## begin
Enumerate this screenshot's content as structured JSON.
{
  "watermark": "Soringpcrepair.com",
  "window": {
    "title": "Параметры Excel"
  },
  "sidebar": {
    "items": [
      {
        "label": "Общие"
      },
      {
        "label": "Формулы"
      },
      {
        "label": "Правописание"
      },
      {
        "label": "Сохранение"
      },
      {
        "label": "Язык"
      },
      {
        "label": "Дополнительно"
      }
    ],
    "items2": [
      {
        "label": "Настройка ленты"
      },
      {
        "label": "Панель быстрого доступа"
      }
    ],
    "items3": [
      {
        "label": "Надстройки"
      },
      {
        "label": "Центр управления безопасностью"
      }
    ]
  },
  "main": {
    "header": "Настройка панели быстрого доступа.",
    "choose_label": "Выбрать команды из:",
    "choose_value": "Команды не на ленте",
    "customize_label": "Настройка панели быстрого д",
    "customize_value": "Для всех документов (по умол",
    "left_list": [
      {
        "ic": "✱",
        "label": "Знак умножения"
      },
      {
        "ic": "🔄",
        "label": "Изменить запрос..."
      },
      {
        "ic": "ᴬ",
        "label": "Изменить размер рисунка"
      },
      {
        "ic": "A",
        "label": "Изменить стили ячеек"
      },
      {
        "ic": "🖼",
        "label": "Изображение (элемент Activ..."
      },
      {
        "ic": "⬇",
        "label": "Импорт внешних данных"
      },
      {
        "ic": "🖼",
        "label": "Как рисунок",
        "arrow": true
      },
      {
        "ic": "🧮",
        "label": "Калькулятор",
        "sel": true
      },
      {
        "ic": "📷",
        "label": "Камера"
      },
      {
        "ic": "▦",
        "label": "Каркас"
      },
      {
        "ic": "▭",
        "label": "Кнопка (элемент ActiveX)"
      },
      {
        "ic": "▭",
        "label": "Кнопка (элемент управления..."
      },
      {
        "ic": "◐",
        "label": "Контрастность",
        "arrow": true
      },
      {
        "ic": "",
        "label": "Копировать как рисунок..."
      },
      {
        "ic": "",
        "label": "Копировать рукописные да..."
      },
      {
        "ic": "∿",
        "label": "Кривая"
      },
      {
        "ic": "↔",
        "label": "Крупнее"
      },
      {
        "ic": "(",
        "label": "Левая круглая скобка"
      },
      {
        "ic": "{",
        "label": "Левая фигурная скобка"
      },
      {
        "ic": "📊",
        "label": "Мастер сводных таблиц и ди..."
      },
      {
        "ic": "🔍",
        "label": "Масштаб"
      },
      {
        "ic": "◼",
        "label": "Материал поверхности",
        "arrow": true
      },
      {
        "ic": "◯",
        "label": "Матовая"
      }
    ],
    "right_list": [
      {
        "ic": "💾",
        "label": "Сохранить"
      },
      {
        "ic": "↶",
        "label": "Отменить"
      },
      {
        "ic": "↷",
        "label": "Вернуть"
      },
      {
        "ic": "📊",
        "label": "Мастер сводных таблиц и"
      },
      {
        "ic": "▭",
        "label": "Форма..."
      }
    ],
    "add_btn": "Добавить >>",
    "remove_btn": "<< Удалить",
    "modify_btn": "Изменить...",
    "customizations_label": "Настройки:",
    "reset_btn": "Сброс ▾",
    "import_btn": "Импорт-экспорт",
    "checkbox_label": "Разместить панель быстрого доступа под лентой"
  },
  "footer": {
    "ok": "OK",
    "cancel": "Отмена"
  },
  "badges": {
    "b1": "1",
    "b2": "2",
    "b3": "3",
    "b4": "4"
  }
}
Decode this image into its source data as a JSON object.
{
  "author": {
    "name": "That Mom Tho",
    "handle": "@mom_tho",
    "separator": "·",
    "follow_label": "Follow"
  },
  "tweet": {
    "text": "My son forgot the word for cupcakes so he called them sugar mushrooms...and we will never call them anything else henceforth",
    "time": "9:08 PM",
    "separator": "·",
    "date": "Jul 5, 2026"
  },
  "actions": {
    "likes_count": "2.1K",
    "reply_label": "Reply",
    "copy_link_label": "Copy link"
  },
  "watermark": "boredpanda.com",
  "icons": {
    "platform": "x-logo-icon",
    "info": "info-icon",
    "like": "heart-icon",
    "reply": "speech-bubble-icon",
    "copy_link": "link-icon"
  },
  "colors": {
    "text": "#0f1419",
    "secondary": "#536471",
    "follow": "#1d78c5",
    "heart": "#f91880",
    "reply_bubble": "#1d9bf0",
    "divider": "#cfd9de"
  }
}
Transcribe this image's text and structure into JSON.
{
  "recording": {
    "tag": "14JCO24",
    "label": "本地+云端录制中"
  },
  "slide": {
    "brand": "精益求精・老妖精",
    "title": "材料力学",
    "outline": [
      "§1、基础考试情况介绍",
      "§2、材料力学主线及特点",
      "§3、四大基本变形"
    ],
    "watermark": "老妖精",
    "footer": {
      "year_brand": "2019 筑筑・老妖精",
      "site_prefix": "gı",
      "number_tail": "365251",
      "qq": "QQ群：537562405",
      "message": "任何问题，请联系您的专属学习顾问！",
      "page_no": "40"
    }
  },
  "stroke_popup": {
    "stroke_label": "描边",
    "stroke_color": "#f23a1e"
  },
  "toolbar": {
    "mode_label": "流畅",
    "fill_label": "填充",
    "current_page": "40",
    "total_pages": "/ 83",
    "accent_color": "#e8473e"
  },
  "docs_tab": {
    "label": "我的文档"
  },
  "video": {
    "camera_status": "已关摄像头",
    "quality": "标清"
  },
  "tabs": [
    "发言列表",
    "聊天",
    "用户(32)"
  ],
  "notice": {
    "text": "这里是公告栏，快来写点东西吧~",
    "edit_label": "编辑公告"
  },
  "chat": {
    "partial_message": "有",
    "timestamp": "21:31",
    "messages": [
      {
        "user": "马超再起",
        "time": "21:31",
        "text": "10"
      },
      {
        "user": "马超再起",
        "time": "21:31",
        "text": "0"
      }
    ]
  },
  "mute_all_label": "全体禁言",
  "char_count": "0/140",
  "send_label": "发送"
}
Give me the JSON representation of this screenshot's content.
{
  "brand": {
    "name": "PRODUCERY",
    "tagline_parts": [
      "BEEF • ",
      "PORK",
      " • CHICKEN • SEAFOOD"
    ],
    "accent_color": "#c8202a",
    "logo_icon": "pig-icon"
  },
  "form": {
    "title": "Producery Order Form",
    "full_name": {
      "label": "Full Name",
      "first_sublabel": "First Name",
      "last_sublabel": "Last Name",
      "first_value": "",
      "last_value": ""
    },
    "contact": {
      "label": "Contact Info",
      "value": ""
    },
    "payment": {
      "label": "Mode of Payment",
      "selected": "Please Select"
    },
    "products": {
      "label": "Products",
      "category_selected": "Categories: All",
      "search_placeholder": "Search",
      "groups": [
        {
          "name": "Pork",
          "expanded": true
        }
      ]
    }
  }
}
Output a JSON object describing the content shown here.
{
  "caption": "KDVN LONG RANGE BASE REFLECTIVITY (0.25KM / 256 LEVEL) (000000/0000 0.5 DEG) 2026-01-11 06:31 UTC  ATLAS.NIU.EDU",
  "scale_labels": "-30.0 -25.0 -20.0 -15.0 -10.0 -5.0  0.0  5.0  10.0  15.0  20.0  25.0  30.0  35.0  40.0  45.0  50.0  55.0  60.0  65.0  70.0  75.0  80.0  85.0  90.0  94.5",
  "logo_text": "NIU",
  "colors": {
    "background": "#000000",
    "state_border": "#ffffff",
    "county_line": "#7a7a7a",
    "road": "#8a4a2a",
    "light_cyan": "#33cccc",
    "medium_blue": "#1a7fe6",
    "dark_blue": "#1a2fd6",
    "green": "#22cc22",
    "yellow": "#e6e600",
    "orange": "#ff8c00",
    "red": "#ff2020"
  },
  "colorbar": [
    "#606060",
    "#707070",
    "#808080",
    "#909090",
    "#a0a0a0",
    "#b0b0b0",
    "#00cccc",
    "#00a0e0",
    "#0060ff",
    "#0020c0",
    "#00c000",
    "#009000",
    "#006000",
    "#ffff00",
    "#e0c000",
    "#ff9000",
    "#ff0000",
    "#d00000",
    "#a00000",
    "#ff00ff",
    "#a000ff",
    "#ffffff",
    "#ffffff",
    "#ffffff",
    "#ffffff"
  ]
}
## end
> **AIM**
Give the number of lines in the entries above that include the string "JSON". No other output is expected.

> **ANSWER TO THE TASK**
5